* **The task**:
Repeat the following entries verbatim, apart from the pictures.

Records from a collection of figures:
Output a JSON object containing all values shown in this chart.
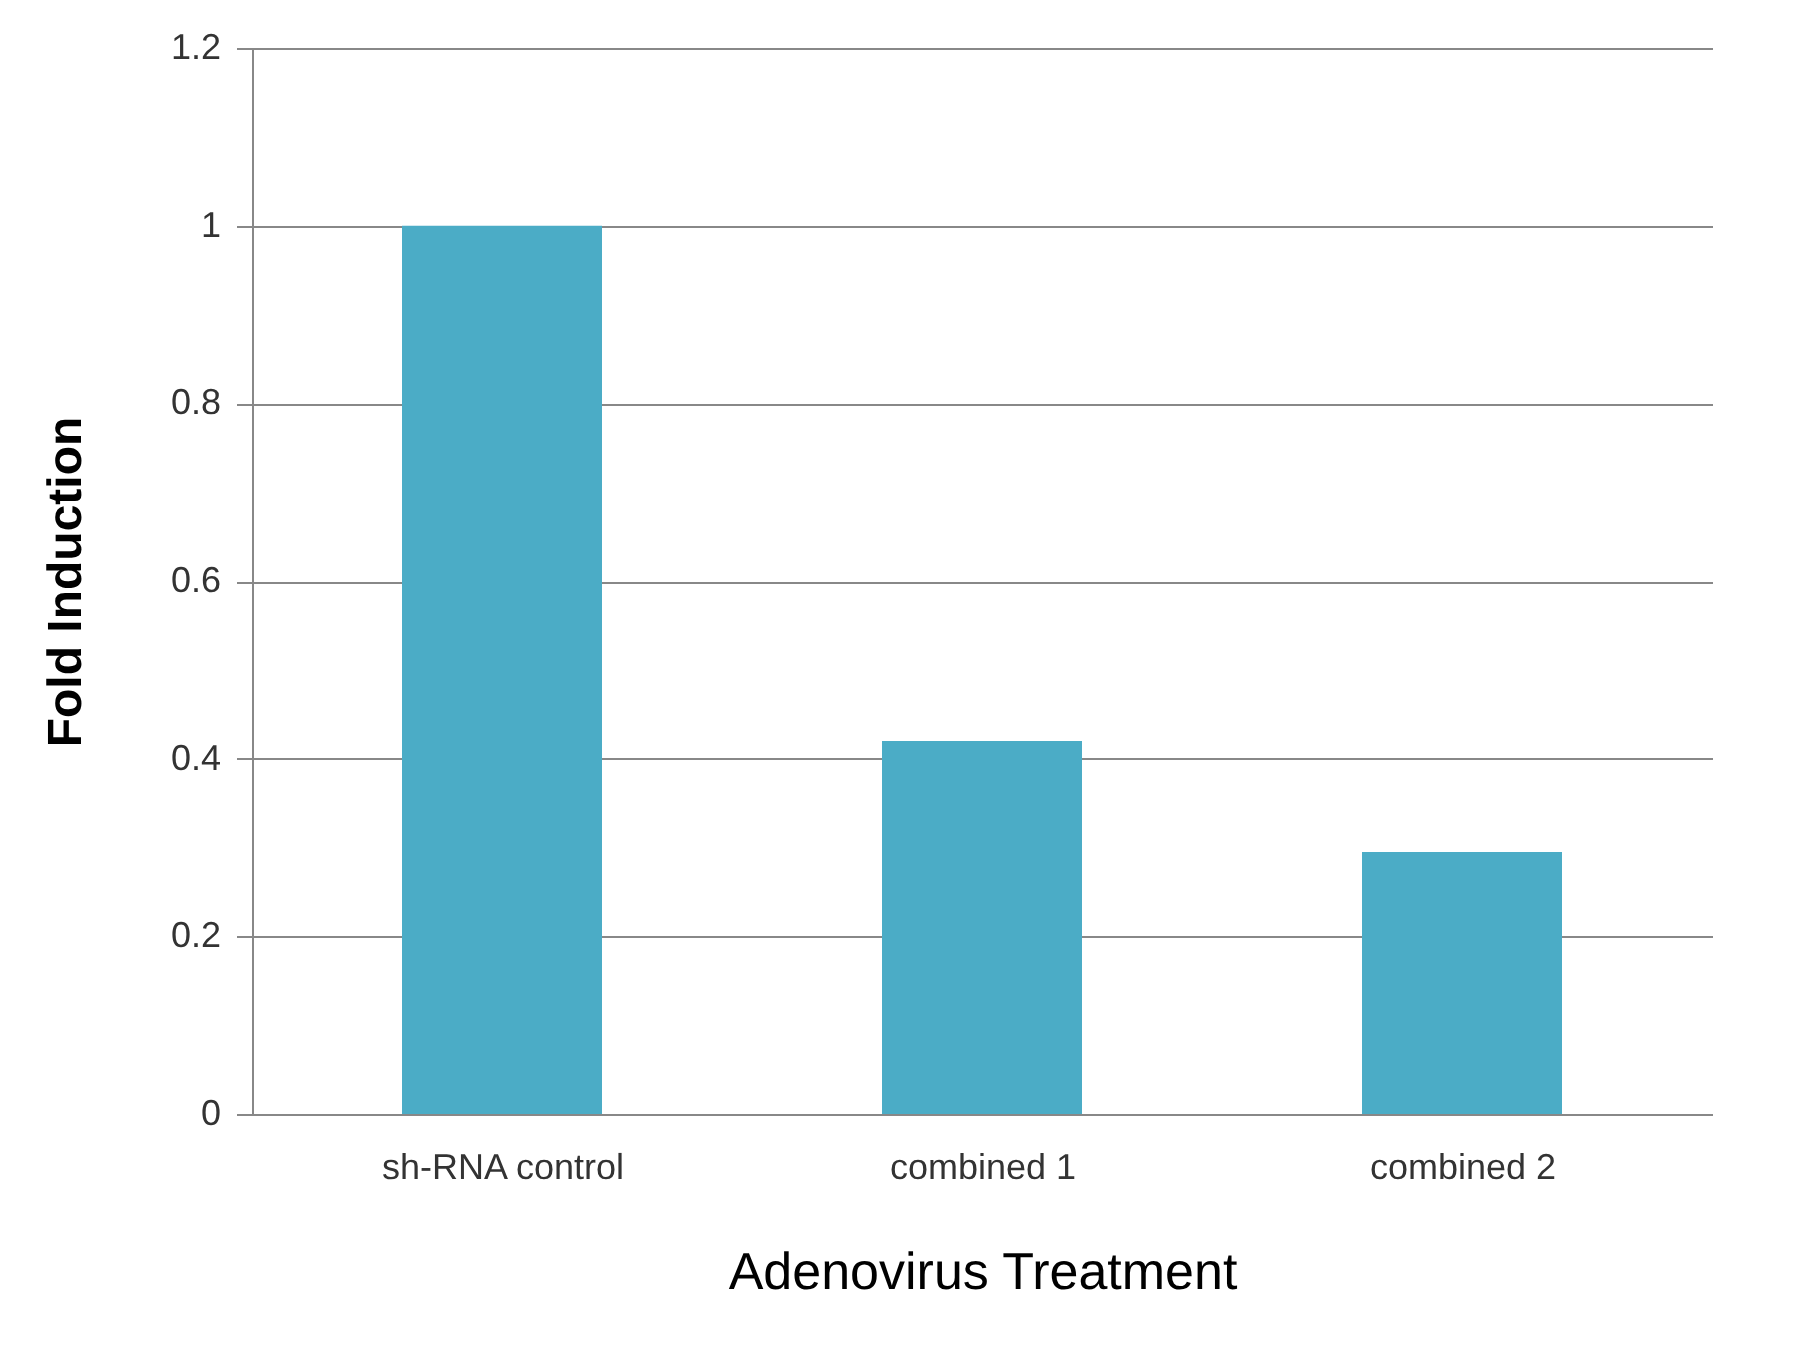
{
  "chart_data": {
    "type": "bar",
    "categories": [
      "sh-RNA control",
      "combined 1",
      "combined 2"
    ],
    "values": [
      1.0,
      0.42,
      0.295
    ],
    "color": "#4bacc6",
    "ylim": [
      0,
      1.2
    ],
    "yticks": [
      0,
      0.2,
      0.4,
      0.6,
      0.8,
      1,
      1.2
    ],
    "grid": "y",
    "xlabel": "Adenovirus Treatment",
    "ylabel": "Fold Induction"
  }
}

* **Solution for this task**:
Output a JSON object containing all values shown in this chart.
{
  "chart_data": {
    "type": "bar",
    "categories": [
      "sh-RNA control",
      "combined 1",
      "combined 2"
    ],
    "values": [
      1.0,
      0.42,
      0.295
    ],
    "color": "#4bacc6",
    "ylim": [
      0,
      1.2
    ],
    "yticks": [
      0,
      0.2,
      0.4,
      0.6,
      0.8,
      1,
      1.2
    ],
    "grid": "y",
    "xlabel": "Adenovirus Treatment",
    "ylabel": "Fold Induction"
  }
}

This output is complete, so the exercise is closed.